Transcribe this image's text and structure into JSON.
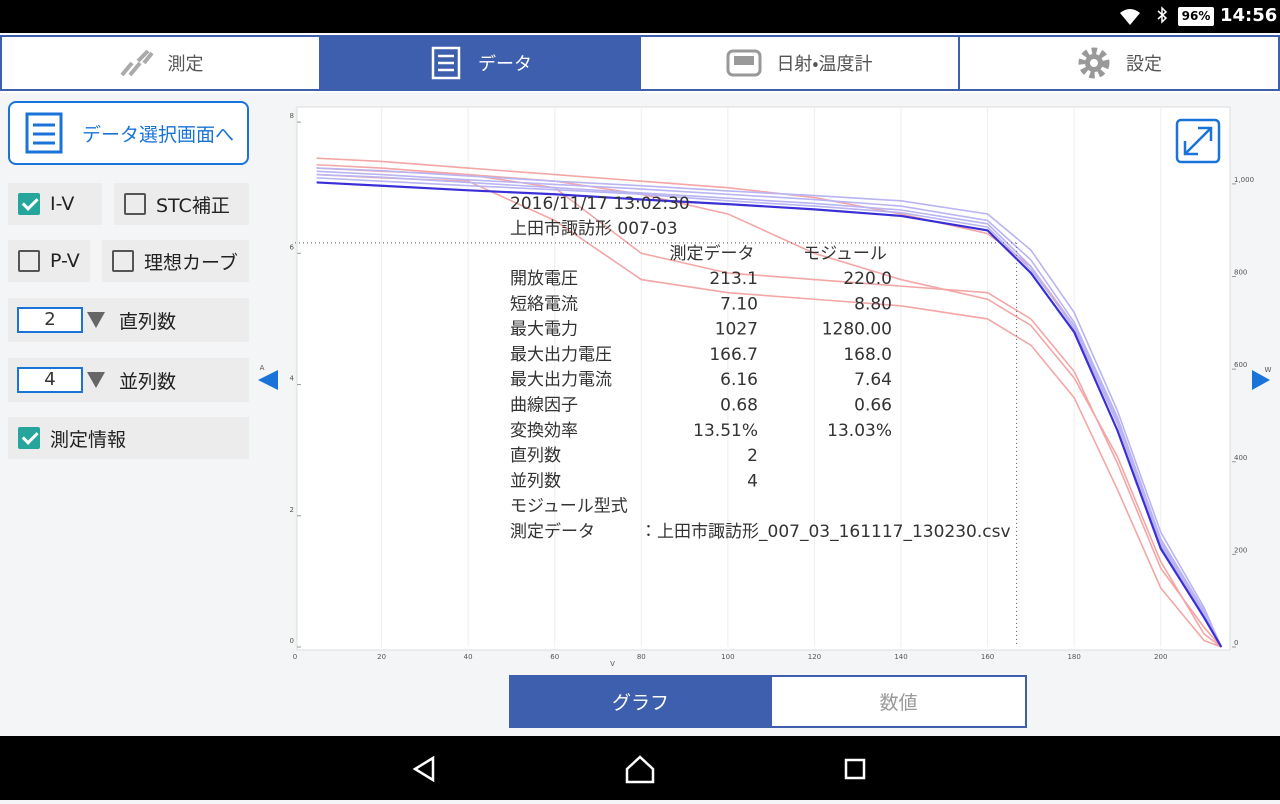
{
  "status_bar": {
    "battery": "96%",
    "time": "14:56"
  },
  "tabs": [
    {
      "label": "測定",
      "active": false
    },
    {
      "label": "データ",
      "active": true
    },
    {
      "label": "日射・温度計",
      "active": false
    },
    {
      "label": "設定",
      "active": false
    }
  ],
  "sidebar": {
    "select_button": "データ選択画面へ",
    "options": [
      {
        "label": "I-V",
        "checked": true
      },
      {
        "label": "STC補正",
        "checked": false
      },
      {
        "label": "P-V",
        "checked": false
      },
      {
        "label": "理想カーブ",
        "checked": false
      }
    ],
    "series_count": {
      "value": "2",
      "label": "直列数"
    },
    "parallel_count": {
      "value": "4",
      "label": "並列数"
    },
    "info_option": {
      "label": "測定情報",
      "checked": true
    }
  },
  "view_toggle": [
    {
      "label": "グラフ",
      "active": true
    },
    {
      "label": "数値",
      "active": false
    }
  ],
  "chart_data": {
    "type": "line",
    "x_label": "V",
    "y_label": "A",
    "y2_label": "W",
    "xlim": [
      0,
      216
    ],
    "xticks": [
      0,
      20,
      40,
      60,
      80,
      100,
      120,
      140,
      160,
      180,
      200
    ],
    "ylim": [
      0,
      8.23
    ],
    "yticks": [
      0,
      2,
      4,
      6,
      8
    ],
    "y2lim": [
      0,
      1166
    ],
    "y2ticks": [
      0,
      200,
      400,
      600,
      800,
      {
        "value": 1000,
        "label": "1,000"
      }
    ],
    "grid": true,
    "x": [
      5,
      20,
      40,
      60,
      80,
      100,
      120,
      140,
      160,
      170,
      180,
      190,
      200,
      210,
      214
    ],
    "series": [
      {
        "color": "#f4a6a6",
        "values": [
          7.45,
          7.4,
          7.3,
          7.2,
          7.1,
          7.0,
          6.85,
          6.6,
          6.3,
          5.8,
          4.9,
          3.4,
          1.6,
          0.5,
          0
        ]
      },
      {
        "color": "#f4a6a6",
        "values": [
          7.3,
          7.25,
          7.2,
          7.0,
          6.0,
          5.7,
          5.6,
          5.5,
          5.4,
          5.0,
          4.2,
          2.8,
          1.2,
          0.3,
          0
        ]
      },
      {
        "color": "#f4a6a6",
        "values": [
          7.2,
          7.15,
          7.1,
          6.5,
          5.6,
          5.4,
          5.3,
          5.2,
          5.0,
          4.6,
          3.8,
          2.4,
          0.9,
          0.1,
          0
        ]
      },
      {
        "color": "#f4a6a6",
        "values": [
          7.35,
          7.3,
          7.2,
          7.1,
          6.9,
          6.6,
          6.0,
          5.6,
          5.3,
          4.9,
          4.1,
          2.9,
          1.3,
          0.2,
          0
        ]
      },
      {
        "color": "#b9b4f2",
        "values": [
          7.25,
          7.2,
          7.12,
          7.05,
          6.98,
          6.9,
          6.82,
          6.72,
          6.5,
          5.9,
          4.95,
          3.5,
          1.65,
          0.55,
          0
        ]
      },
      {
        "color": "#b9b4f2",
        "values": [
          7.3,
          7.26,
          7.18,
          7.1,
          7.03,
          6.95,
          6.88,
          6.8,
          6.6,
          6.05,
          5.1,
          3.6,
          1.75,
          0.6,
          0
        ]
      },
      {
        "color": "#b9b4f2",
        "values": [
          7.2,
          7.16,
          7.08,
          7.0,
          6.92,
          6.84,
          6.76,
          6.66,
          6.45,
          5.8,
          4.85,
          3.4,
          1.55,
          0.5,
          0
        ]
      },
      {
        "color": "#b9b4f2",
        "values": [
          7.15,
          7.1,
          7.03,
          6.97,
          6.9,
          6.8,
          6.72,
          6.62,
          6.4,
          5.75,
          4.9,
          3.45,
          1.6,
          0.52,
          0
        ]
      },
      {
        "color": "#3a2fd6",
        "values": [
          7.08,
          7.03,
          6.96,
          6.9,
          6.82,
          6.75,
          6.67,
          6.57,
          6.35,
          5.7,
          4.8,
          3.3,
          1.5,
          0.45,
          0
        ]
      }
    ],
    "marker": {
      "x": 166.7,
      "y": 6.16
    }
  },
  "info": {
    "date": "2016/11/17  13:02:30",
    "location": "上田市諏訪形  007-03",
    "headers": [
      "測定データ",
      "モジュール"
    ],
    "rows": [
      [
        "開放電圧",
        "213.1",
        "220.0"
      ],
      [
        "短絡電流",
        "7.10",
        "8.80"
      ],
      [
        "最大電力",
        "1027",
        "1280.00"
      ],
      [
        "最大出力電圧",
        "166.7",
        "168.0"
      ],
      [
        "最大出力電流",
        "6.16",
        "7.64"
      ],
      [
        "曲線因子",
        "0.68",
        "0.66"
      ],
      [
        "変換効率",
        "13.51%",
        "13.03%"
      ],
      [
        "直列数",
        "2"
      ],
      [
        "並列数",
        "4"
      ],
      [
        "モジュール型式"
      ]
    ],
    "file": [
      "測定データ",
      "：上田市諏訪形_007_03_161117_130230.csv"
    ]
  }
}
· · · · ·
STATED PROBLEM:
Print out every entry above without changing a word, and leave out the pictures.

THE SOLUTION:
Transcribe this image's text and structure into JSON.
{
  "status_bar": {
    "battery": "96%",
    "time": "14:56"
  },
  "tabs": [
    {
      "label": "測定",
      "active": false
    },
    {
      "label": "データ",
      "active": true
    },
    {
      "label": "日射・温度計",
      "active": false
    },
    {
      "label": "設定",
      "active": false
    }
  ],
  "sidebar": {
    "select_button": "データ選択画面へ",
    "options": [
      {
        "label": "I-V",
        "checked": true
      },
      {
        "label": "STC補正",
        "checked": false
      },
      {
        "label": "P-V",
        "checked": false
      },
      {
        "label": "理想カーブ",
        "checked": false
      }
    ],
    "series_count": {
      "value": "2",
      "label": "直列数"
    },
    "parallel_count": {
      "value": "4",
      "label": "並列数"
    },
    "info_option": {
      "label": "測定情報",
      "checked": true
    }
  },
  "view_toggle": [
    {
      "label": "グラフ",
      "active": true
    },
    {
      "label": "数値",
      "active": false
    }
  ],
  "chart_data": {
    "type": "line",
    "x_label": "V",
    "y_label": "A",
    "y2_label": "W",
    "xlim": [
      0,
      216
    ],
    "xticks": [
      0,
      20,
      40,
      60,
      80,
      100,
      120,
      140,
      160,
      180,
      200
    ],
    "ylim": [
      0,
      8.23
    ],
    "yticks": [
      0,
      2,
      4,
      6,
      8
    ],
    "y2lim": [
      0,
      1166
    ],
    "y2ticks": [
      0,
      200,
      400,
      600,
      800,
      {
        "value": 1000,
        "label": "1,000"
      }
    ],
    "grid": true,
    "x": [
      5,
      20,
      40,
      60,
      80,
      100,
      120,
      140,
      160,
      170,
      180,
      190,
      200,
      210,
      214
    ],
    "series": [
      {
        "color": "#f4a6a6",
        "values": [
          7.45,
          7.4,
          7.3,
          7.2,
          7.1,
          7.0,
          6.85,
          6.6,
          6.3,
          5.8,
          4.9,
          3.4,
          1.6,
          0.5,
          0
        ]
      },
      {
        "color": "#f4a6a6",
        "values": [
          7.3,
          7.25,
          7.2,
          7.0,
          6.0,
          5.7,
          5.6,
          5.5,
          5.4,
          5.0,
          4.2,
          2.8,
          1.2,
          0.3,
          0
        ]
      },
      {
        "color": "#f4a6a6",
        "values": [
          7.2,
          7.15,
          7.1,
          6.5,
          5.6,
          5.4,
          5.3,
          5.2,
          5.0,
          4.6,
          3.8,
          2.4,
          0.9,
          0.1,
          0
        ]
      },
      {
        "color": "#f4a6a6",
        "values": [
          7.35,
          7.3,
          7.2,
          7.1,
          6.9,
          6.6,
          6.0,
          5.6,
          5.3,
          4.9,
          4.1,
          2.9,
          1.3,
          0.2,
          0
        ]
      },
      {
        "color": "#b9b4f2",
        "values": [
          7.25,
          7.2,
          7.12,
          7.05,
          6.98,
          6.9,
          6.82,
          6.72,
          6.5,
          5.9,
          4.95,
          3.5,
          1.65,
          0.55,
          0
        ]
      },
      {
        "color": "#b9b4f2",
        "values": [
          7.3,
          7.26,
          7.18,
          7.1,
          7.03,
          6.95,
          6.88,
          6.8,
          6.6,
          6.05,
          5.1,
          3.6,
          1.75,
          0.6,
          0
        ]
      },
      {
        "color": "#b9b4f2",
        "values": [
          7.2,
          7.16,
          7.08,
          7.0,
          6.92,
          6.84,
          6.76,
          6.66,
          6.45,
          5.8,
          4.85,
          3.4,
          1.55,
          0.5,
          0
        ]
      },
      {
        "color": "#b9b4f2",
        "values": [
          7.15,
          7.1,
          7.03,
          6.97,
          6.9,
          6.8,
          6.72,
          6.62,
          6.4,
          5.75,
          4.9,
          3.45,
          1.6,
          0.52,
          0
        ]
      },
      {
        "color": "#3a2fd6",
        "values": [
          7.08,
          7.03,
          6.96,
          6.9,
          6.82,
          6.75,
          6.67,
          6.57,
          6.35,
          5.7,
          4.8,
          3.3,
          1.5,
          0.45,
          0
        ]
      }
    ],
    "marker": {
      "x": 166.7,
      "y": 6.16
    }
  },
  "info": {
    "date": "2016/11/17  13:02:30",
    "location": "上田市諏訪形  007-03",
    "headers": [
      "測定データ",
      "モジュール"
    ],
    "rows": [
      [
        "開放電圧",
        "213.1",
        "220.0"
      ],
      [
        "短絡電流",
        "7.10",
        "8.80"
      ],
      [
        "最大電力",
        "1027",
        "1280.00"
      ],
      [
        "最大出力電圧",
        "166.7",
        "168.0"
      ],
      [
        "最大出力電流",
        "6.16",
        "7.64"
      ],
      [
        "曲線因子",
        "0.68",
        "0.66"
      ],
      [
        "変換効率",
        "13.51%",
        "13.03%"
      ],
      [
        "直列数",
        "2"
      ],
      [
        "並列数",
        "4"
      ],
      [
        "モジュール型式"
      ]
    ],
    "file": [
      "測定データ",
      "：上田市諏訪形_007_03_161117_130230.csv"
    ]
  }
}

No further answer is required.